● **WHAT IS EXPECTED**:
Reproduce the records verbatim, from the first line up to and including the line with "- bar-column-guangzhou: 6.5: [367, 137, 437, 319]".

● **INPUT**:

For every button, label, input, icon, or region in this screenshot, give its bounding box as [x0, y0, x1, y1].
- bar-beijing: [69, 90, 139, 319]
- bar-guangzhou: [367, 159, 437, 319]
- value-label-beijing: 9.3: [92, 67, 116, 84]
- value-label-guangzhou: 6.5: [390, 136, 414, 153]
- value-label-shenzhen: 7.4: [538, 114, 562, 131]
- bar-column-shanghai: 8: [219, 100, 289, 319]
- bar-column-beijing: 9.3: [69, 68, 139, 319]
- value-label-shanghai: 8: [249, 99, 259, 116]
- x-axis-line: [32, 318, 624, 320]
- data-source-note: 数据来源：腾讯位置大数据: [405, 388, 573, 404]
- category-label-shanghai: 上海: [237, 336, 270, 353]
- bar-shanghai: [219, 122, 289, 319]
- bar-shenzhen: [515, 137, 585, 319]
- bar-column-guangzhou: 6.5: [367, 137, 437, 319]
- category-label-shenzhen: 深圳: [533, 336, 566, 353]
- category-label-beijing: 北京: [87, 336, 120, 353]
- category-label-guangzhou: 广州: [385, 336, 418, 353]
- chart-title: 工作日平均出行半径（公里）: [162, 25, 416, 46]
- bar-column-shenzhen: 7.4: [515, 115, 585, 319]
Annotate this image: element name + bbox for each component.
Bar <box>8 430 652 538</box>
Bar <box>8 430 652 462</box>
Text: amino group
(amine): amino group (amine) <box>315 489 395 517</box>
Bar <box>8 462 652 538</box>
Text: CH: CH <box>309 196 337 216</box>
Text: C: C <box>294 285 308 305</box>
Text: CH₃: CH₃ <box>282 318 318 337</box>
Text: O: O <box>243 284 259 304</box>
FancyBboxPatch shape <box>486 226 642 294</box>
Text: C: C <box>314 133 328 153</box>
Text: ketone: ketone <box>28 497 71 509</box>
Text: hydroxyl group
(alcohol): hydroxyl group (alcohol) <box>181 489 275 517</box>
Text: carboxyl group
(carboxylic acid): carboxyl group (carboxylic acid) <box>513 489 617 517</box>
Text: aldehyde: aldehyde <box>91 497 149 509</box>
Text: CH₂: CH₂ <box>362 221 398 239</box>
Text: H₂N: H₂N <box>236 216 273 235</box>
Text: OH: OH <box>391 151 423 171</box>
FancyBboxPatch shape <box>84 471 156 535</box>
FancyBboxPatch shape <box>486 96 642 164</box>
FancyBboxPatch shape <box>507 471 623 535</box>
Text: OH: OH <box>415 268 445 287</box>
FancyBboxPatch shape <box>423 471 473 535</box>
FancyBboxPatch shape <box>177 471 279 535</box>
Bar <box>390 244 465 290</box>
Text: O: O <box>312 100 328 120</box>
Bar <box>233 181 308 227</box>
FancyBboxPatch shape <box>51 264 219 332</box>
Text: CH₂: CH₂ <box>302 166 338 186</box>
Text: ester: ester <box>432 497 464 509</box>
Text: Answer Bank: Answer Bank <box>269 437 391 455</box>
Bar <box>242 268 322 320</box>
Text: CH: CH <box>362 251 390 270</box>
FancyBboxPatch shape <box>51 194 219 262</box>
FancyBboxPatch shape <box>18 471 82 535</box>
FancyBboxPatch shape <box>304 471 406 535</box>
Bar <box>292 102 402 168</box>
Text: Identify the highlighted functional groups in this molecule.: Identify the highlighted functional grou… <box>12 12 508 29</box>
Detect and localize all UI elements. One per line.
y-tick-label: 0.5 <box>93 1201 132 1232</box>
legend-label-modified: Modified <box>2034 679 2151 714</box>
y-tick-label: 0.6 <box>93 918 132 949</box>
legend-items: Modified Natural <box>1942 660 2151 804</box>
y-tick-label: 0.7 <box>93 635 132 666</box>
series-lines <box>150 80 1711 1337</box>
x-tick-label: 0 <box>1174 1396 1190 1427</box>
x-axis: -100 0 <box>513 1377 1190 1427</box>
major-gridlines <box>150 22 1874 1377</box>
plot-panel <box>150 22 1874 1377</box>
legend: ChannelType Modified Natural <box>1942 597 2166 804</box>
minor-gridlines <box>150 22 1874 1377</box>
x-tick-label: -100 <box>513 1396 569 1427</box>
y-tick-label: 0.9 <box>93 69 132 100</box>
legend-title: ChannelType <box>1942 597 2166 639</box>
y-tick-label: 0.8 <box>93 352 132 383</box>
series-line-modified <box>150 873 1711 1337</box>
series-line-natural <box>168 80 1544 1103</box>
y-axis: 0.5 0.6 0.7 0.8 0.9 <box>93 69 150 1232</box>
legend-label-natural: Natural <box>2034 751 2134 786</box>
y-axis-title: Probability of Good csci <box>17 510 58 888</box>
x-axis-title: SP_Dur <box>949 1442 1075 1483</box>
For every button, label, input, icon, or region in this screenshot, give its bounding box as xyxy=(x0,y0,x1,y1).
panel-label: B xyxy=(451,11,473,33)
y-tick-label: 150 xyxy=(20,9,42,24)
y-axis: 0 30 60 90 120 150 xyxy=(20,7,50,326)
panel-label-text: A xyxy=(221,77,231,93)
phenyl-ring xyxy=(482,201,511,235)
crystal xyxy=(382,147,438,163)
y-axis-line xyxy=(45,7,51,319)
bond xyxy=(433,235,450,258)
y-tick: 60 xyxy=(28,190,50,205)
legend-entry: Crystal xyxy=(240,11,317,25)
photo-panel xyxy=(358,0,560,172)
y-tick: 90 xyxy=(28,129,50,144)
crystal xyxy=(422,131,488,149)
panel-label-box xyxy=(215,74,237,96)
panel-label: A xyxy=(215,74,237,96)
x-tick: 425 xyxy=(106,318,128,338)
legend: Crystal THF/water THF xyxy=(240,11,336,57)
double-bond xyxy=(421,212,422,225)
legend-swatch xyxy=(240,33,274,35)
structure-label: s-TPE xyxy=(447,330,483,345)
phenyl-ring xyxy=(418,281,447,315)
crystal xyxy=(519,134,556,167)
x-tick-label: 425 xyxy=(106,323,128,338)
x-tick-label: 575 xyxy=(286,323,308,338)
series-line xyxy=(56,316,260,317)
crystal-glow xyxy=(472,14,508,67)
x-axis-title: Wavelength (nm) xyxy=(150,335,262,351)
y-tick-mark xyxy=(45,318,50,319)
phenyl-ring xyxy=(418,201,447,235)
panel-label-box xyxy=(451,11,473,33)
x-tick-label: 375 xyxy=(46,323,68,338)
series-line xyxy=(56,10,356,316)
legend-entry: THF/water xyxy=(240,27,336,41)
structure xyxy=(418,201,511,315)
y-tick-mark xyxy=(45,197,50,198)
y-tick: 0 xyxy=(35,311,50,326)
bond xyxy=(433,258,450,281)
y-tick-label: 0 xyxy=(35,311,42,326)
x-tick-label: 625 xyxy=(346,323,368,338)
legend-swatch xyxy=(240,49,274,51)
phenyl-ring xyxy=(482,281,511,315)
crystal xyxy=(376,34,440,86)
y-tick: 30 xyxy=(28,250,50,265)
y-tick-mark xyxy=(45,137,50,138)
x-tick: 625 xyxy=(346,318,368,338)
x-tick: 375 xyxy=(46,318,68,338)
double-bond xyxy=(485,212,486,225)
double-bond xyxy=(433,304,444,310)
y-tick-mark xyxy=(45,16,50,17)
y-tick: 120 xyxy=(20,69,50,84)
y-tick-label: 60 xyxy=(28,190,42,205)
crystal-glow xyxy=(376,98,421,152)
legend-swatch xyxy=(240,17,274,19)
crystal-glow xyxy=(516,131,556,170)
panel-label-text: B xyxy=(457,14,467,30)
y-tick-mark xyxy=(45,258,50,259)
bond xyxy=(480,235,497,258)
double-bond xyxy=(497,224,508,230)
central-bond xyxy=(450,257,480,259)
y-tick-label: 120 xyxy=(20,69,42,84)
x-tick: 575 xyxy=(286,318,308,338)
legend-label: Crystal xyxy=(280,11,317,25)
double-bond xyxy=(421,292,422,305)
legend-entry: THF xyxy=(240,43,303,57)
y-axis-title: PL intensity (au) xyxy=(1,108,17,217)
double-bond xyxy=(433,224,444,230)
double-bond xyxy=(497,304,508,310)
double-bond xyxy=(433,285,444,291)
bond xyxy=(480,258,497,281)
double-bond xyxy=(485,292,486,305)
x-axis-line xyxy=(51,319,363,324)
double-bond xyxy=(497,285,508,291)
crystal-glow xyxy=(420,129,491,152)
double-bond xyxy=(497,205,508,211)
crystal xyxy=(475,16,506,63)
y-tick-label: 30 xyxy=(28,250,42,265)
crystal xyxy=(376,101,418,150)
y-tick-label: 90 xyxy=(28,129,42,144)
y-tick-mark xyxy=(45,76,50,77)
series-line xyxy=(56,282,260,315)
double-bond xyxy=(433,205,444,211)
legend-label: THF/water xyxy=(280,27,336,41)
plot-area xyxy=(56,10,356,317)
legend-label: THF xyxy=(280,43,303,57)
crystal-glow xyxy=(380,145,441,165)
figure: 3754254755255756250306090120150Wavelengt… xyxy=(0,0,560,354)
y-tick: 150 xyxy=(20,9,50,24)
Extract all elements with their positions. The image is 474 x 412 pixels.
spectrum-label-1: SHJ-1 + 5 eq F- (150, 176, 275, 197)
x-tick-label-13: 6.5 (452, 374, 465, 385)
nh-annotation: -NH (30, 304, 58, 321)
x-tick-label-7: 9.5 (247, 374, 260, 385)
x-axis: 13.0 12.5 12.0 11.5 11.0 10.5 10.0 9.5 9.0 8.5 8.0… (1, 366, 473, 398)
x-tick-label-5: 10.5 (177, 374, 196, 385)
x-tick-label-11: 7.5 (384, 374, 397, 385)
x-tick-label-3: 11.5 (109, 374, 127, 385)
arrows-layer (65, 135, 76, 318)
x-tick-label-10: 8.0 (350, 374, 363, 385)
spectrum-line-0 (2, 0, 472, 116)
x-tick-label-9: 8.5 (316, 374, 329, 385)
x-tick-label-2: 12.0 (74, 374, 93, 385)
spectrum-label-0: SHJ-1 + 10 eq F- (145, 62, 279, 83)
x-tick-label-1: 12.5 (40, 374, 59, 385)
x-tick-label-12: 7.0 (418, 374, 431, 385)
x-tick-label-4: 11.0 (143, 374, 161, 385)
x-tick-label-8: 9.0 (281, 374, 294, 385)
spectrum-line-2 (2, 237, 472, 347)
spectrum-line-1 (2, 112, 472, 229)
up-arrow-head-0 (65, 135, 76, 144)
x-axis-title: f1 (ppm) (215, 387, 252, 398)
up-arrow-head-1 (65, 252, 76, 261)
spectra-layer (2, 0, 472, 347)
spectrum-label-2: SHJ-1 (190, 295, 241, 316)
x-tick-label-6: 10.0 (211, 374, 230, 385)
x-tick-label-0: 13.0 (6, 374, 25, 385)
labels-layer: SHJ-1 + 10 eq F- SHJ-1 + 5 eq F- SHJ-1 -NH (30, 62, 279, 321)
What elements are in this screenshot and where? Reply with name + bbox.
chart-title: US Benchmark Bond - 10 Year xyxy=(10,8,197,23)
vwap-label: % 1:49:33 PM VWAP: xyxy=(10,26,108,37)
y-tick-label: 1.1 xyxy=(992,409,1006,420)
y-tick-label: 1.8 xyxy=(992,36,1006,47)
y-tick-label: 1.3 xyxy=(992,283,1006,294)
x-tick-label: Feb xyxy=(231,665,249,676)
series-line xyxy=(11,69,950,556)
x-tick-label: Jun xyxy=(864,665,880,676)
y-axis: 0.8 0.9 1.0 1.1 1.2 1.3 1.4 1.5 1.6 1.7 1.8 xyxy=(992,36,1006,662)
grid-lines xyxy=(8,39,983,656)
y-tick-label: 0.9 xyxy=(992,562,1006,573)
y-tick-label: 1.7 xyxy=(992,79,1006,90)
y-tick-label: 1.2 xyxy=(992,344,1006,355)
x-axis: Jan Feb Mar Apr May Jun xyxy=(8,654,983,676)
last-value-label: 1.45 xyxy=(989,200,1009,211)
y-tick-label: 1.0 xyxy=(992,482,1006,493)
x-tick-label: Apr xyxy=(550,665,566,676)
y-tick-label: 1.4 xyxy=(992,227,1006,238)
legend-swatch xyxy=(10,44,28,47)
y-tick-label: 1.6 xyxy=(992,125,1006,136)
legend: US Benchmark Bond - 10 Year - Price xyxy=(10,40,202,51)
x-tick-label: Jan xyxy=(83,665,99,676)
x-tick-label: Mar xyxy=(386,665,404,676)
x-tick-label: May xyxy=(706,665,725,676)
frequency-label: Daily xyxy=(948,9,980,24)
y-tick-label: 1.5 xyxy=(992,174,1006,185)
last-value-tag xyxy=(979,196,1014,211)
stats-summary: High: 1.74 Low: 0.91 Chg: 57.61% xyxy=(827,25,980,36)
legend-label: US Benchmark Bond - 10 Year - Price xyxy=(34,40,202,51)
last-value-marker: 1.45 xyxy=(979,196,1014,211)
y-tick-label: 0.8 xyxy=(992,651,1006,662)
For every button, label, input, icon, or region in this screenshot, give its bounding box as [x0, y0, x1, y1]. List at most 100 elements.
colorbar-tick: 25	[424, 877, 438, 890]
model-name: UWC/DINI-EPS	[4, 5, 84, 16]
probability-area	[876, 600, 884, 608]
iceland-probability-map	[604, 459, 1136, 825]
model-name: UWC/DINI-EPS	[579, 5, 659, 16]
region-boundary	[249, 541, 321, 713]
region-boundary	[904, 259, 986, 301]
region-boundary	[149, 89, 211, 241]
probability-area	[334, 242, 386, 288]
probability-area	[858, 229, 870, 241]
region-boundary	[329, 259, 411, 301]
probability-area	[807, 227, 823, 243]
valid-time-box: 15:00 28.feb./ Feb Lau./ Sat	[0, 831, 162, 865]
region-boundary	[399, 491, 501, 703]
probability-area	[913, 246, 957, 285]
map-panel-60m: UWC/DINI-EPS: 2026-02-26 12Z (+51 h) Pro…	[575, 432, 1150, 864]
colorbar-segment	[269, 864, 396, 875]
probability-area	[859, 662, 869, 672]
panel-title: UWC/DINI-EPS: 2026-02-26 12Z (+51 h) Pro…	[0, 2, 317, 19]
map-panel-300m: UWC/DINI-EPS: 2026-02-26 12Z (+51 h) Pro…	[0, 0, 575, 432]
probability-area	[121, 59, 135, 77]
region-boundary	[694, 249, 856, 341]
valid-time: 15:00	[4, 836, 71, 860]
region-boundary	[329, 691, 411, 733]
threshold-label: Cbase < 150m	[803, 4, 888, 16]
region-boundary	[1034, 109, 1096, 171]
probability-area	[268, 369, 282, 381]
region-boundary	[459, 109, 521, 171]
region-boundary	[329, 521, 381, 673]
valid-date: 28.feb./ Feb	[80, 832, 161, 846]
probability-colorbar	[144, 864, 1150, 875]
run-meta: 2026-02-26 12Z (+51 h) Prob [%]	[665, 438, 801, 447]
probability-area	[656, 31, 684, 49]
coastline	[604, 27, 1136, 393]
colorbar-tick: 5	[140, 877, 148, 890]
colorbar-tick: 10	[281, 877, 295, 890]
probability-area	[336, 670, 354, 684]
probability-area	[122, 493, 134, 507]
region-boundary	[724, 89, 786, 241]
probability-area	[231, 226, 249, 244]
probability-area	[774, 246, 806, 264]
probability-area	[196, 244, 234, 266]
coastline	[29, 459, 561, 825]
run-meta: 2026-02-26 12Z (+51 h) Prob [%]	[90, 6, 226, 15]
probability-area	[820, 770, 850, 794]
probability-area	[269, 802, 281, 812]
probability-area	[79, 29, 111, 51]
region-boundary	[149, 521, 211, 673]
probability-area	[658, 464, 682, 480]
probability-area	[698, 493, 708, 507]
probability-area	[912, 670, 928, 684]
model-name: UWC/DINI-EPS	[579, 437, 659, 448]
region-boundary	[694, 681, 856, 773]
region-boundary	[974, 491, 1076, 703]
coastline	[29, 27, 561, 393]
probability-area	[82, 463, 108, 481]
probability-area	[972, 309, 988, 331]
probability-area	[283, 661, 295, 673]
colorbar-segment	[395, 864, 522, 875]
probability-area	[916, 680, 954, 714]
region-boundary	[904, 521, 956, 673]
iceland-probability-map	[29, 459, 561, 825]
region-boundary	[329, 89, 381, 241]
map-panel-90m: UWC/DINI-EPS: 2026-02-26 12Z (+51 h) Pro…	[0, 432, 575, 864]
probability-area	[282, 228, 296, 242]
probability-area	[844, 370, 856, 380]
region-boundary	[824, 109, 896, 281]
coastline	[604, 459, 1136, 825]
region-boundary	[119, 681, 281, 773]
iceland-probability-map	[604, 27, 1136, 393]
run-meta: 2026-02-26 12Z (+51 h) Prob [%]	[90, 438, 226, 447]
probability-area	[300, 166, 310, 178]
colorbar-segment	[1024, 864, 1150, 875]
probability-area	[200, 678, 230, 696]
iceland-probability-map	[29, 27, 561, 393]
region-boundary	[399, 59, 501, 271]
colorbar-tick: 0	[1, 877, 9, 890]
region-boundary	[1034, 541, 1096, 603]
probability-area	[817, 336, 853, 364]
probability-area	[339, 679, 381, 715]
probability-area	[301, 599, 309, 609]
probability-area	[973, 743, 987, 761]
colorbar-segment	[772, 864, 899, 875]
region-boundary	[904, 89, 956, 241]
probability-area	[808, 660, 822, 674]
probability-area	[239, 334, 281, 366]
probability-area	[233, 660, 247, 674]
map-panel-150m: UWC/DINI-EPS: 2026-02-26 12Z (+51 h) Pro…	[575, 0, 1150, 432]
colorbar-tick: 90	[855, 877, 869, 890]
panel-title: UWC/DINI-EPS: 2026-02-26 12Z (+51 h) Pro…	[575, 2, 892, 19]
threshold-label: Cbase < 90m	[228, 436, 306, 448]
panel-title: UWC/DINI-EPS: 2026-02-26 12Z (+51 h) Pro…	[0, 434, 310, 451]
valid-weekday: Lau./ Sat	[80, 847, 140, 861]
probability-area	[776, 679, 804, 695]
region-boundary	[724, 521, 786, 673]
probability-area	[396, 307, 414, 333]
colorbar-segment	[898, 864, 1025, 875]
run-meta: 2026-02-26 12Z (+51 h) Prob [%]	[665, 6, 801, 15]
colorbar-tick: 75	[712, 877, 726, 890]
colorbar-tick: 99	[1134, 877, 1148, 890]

● **THE REPLY**:
For every button, label, input, icon, or region in this screenshot, give its bounding box as [x0, y0, x1, y1].
- bar-beijing: [69, 90, 139, 319]
- bar-guangzhou: [367, 159, 437, 319]
- value-label-beijing: 9.3: [92, 67, 116, 84]
- value-label-guangzhou: 6.5: [390, 136, 414, 153]
- value-label-shenzhen: 7.4: [538, 114, 562, 131]
- bar-column-shanghai: 8: [219, 100, 289, 319]
- bar-column-beijing: 9.3: [69, 68, 139, 319]
- value-label-shanghai: 8: [249, 99, 259, 116]
- x-axis-line: [32, 318, 624, 320]
- data-source-note: 数据来源：腾讯位置大数据: [405, 388, 573, 404]
- category-label-shanghai: 上海: [237, 336, 270, 353]
- bar-shanghai: [219, 122, 289, 319]
- bar-shenzhen: [515, 137, 585, 319]
- bar-column-guangzhou: 6.5: [367, 137, 437, 319]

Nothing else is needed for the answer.